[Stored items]
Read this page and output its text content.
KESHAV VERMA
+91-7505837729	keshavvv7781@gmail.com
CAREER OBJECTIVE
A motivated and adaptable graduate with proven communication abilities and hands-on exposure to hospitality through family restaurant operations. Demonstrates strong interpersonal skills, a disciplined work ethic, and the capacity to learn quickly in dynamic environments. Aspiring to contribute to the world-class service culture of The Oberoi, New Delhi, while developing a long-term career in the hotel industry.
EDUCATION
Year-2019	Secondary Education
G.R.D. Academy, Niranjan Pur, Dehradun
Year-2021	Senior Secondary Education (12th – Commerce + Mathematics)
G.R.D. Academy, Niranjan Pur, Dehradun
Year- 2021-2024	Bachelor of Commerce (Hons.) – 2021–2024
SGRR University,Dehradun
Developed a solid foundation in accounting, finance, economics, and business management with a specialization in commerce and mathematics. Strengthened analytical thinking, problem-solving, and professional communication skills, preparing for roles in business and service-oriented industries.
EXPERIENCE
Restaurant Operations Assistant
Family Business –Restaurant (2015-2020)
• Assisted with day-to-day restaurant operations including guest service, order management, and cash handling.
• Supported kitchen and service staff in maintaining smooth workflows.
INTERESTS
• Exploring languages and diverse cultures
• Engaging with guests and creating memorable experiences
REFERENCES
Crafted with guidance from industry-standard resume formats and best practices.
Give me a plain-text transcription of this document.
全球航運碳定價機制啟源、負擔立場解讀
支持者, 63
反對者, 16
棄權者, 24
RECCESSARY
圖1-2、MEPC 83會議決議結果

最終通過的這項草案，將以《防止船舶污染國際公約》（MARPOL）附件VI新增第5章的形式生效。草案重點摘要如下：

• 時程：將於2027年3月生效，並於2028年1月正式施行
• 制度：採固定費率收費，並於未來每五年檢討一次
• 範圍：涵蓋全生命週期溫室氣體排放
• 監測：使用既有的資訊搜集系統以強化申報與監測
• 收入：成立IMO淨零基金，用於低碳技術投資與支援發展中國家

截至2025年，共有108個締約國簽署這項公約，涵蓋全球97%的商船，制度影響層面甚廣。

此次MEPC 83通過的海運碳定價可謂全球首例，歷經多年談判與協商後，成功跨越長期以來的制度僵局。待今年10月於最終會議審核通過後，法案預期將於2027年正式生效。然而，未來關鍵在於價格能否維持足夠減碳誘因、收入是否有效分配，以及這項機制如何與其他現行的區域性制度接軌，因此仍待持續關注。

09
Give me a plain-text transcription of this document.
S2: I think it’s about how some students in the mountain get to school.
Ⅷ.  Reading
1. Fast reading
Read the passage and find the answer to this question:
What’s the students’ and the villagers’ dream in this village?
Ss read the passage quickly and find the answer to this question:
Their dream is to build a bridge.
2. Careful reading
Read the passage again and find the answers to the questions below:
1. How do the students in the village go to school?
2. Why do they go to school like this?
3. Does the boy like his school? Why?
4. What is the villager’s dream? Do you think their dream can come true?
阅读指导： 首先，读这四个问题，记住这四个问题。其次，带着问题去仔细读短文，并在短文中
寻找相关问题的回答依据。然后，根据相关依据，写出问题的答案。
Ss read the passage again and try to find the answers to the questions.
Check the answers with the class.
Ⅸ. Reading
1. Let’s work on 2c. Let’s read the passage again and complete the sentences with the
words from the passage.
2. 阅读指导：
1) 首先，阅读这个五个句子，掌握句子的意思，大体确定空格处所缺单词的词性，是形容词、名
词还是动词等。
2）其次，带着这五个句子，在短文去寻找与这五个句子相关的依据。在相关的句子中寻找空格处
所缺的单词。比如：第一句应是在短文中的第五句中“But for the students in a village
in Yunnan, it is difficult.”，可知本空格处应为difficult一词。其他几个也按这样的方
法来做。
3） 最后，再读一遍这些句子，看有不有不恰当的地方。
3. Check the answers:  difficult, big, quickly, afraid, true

Goal: Restate all of the entries above precisely.

Exercise response:
Read this page and output its text content.
KESHAV VERMA
+91-7505837729	keshavvv7781@gmail.com
CAREER OBJECTIVE
A motivated and adaptable graduate with proven communication abilities and hands-on exposure to hospitality through family restaurant operations. Demonstrates strong interpersonal skills, a disciplined work ethic, and the capacity to learn quickly in dynamic environments. Aspiring to contribute to the world-class service culture of The Oberoi, New Delhi, while developing a long-term career in the hotel industry.
EDUCATION
Year-2019	Secondary Education
G.R.D. Academy, Niranjan Pur, Dehradun
Year-2021	Senior Secondary Education (12th – Commerce + Mathematics)
G.R.D. Academy, Niranjan Pur, Dehradun
Year- 2021-2024	Bachelor of Commerce (Hons.) – 2021–2024
SGRR University,Dehradun
Developed a solid foundation in accounting, finance, economics, and business management with a specialization in commerce and mathematics. Strengthened analytical thinking, problem-solving, and professional communication skills, preparing for roles in business and service-oriented industries.
EXPERIENCE
Restaurant Operations Assistant
Family Business –Restaurant (2015-2020)
• Assisted with day-to-day restaurant operations including guest service, order management, and cash handling.
• Supported kitchen and service staff in maintaining smooth workflows.
INTERESTS
• Exploring languages and diverse cultures
• Engaging with guests and creating memorable experiences
REFERENCES
Crafted with guidance from industry-standard resume formats and best practices.
Give me a plain-text transcription of this document.
全球航運碳定價機制啟源、負擔立場解讀
支持者, 63
反對者, 16
棄權者, 24
RECCESSARY
圖1-2、MEPC 83會議決議結果

最終通過的這項草案，將以《防止船舶污染國際公約》（MARPOL）附件VI新增第5章的形式生效。草案重點摘要如下：

• 時程：將於2027年3月生效，並於2028年1月正式施行
• 制度：採固定費率收費，並於未來每五年檢討一次
• 範圍：涵蓋全生命週期溫室氣體排放
• 監測：使用既有的資訊搜集系統以強化申報與監測
• 收入：成立IMO淨零基金，用於低碳技術投資與支援發展中國家

截至2025年，共有108個締約國簽署這項公約，涵蓋全球97%的商船，制度影響層面甚廣。

此次MEPC 83通過的海運碳定價可謂全球首例，歷經多年談判與協商後，成功跨越長期以來的制度僵局。待今年10月於最終會議審核通過後，法案預期將於2027年正式生效。然而，未來關鍵在於價格能否維持足夠減碳誘因、收入是否有效分配，以及這項機制如何與其他現行的區域性制度接軌，因此仍待持續關注。

09
Give me a plain-text transcription of this document.
S2: I think it’s about how some students in the mountain get to school.
Ⅷ.  Reading
1. Fast reading
Read the passage and find the answer to this question:
What’s the students’ and the villagers’ dream in this village?
Ss read the passage quickly and find the answer to this question:
Their dream is to build a bridge.
2. Careful reading
Read the passage again and find the answers to the questions below:
1. How do the students in the village go to school?
2. Why do they go to school like this?
3. Does the boy like his school? Why?
4. What is the villager’s dream? Do you think their dream can come true?
阅读指导： 首先，读这四个问题，记住这四个问题。其次，带着问题去仔细读短文，并在短文中
寻找相关问题的回答依据。然后，根据相关依据，写出问题的答案。
Ss read the passage again and try to find the answers to the questions.
Check the answers with the class.
Ⅸ. Reading
1. Let’s work on 2c. Let’s read the passage again and complete the sentences with the
words from the passage.
2. 阅读指导：
1) 首先，阅读这个五个句子，掌握句子的意思，大体确定空格处所缺单词的词性，是形容词、名
词还是动词等。
2）其次，带着这五个句子，在短文去寻找与这五个句子相关的依据。在相关的句子中寻找空格处
所缺的单词。比如：第一句应是在短文中的第五句中“But for the students in a village
in Yunnan, it is difficult.”，可知本空格处应为difficult一词。其他几个也按这样的方
法来做。
3） 最后，再读一遍这些句子，看有不有不恰当的地方。
3. Check the answers:  difficult, big, quickly, afraid, true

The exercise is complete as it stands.